> Record set:
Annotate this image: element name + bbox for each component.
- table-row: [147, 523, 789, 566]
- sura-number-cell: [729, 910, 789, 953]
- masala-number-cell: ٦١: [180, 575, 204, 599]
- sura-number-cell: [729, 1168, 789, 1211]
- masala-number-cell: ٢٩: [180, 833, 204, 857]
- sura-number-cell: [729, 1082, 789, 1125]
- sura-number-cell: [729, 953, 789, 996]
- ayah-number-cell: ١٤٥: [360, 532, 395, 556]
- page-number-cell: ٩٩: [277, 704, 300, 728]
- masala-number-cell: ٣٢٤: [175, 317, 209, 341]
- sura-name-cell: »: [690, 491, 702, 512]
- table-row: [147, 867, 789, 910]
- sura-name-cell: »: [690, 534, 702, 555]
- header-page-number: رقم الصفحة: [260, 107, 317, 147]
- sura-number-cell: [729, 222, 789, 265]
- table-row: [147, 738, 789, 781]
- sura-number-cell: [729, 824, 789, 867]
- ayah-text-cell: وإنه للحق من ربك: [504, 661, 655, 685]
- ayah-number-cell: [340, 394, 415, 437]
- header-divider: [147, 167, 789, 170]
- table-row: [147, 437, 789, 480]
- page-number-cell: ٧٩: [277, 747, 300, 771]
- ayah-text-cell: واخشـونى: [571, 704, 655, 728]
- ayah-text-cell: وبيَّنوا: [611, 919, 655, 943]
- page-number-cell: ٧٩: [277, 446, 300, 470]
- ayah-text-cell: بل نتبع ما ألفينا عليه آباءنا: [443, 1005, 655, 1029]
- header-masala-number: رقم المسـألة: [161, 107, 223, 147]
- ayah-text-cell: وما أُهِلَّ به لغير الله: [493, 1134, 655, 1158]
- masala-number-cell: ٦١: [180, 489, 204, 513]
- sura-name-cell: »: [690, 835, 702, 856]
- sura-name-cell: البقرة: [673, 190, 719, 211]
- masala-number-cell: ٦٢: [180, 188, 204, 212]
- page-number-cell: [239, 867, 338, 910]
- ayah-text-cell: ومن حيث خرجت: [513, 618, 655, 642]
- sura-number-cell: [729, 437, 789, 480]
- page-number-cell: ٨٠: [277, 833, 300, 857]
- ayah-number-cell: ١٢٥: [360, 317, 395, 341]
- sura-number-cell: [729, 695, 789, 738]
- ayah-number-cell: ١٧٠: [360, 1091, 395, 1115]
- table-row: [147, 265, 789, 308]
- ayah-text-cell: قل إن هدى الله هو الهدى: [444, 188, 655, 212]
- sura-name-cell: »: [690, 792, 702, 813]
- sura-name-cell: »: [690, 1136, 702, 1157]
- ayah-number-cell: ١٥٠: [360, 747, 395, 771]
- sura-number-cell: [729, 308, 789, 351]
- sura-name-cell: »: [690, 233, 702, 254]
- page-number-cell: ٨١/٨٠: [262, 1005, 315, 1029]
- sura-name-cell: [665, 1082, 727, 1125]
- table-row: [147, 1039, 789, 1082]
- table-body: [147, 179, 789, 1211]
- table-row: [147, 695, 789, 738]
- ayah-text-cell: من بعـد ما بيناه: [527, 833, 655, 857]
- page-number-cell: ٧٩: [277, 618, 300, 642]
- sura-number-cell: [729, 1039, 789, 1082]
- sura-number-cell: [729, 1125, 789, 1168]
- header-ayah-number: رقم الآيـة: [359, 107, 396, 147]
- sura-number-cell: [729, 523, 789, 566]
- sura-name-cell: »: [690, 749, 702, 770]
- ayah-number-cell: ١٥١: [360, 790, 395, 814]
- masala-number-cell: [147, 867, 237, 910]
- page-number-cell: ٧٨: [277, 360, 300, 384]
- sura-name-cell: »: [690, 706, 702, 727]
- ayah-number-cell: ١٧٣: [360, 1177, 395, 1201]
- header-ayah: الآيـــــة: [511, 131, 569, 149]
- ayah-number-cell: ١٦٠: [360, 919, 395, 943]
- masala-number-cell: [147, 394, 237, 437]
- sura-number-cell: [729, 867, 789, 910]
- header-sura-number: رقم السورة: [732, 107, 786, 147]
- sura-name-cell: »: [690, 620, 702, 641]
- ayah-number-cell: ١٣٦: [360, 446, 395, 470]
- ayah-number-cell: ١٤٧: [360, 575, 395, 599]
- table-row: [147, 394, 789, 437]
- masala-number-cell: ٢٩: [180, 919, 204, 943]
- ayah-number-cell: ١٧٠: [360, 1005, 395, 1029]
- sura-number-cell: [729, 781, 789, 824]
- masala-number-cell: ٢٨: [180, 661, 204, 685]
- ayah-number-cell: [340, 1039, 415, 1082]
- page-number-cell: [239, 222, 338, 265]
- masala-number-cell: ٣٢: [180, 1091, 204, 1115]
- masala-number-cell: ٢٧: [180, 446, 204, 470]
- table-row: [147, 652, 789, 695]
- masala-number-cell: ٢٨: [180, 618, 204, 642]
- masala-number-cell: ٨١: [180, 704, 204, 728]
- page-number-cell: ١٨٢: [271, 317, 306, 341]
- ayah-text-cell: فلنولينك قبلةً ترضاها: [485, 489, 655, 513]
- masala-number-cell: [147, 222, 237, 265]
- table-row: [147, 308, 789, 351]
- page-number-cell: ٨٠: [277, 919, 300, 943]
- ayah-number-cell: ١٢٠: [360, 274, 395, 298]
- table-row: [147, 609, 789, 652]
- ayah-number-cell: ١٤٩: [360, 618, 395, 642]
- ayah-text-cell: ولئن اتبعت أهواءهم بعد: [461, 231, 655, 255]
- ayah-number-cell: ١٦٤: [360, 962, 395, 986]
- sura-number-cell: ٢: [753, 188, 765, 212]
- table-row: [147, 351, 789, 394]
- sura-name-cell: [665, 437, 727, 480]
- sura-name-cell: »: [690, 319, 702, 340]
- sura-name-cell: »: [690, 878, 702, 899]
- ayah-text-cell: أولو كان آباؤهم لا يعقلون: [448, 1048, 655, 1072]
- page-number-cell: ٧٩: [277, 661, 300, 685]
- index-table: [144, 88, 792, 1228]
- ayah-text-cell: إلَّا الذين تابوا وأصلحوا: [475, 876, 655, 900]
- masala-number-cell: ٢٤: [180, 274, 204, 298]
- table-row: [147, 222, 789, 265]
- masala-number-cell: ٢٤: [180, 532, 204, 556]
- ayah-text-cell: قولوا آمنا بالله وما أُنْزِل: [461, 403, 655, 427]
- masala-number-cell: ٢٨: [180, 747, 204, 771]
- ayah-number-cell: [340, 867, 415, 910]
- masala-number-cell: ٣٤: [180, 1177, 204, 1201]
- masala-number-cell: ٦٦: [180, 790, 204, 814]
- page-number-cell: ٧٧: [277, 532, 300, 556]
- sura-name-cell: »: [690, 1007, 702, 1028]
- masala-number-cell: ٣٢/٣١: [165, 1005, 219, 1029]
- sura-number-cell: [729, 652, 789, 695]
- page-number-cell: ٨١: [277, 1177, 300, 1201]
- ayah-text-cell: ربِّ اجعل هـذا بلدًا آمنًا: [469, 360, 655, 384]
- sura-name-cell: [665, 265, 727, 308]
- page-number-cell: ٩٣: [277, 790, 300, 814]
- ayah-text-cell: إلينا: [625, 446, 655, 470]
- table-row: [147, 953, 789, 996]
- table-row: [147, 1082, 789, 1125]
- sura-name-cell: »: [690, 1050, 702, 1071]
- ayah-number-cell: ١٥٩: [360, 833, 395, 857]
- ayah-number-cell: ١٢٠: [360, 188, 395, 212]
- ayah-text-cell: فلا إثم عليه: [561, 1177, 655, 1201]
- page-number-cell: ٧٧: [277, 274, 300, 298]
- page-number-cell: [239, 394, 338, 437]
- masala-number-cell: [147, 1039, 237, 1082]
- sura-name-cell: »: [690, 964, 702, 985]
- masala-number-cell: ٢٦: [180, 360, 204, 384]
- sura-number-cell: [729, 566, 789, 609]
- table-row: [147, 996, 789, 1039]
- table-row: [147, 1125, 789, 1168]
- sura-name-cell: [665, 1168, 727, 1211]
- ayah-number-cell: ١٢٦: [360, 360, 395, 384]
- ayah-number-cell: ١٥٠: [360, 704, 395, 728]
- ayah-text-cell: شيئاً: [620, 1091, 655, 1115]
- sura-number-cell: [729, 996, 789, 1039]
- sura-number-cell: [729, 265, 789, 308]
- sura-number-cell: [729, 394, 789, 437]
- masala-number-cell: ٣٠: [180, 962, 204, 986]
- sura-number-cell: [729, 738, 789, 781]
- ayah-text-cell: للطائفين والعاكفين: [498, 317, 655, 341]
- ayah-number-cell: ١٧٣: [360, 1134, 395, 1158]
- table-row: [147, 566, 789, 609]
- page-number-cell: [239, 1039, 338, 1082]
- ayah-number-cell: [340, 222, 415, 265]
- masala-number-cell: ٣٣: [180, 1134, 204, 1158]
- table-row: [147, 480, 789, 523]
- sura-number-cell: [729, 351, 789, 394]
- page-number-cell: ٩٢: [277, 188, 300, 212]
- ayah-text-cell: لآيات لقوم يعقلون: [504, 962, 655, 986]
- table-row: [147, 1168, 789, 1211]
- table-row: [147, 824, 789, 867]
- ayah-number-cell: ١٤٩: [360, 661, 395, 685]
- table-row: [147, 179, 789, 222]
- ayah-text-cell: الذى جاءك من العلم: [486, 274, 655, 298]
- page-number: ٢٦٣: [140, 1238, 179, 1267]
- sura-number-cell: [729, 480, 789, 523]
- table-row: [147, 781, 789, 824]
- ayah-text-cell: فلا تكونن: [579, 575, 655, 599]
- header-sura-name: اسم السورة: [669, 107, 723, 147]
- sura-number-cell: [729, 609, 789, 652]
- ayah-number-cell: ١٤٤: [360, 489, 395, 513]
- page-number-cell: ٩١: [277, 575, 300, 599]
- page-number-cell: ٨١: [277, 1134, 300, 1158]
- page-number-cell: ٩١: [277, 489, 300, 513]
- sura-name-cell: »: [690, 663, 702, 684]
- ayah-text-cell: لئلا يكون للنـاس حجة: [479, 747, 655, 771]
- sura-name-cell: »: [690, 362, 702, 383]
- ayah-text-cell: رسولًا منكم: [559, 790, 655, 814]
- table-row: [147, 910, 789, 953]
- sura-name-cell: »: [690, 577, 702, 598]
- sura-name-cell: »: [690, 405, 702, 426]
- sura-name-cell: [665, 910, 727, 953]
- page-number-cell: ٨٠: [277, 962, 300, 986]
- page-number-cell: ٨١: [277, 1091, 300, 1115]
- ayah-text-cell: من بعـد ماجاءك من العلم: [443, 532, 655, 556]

> Instruction: Return the listing word for word, from its first line up to and including the line with "- sura-number-cell: [729, 953, 789, 996]".

> Problem solution:
Annotate this image: element name + bbox for each component.
- table-row: [147, 523, 789, 566]
- sura-number-cell: [729, 910, 789, 953]
- masala-number-cell: ٦١: [180, 575, 204, 599]
- sura-number-cell: [729, 1168, 789, 1211]
- masala-number-cell: ٢٩: [180, 833, 204, 857]
- sura-number-cell: [729, 1082, 789, 1125]
- sura-number-cell: [729, 953, 789, 996]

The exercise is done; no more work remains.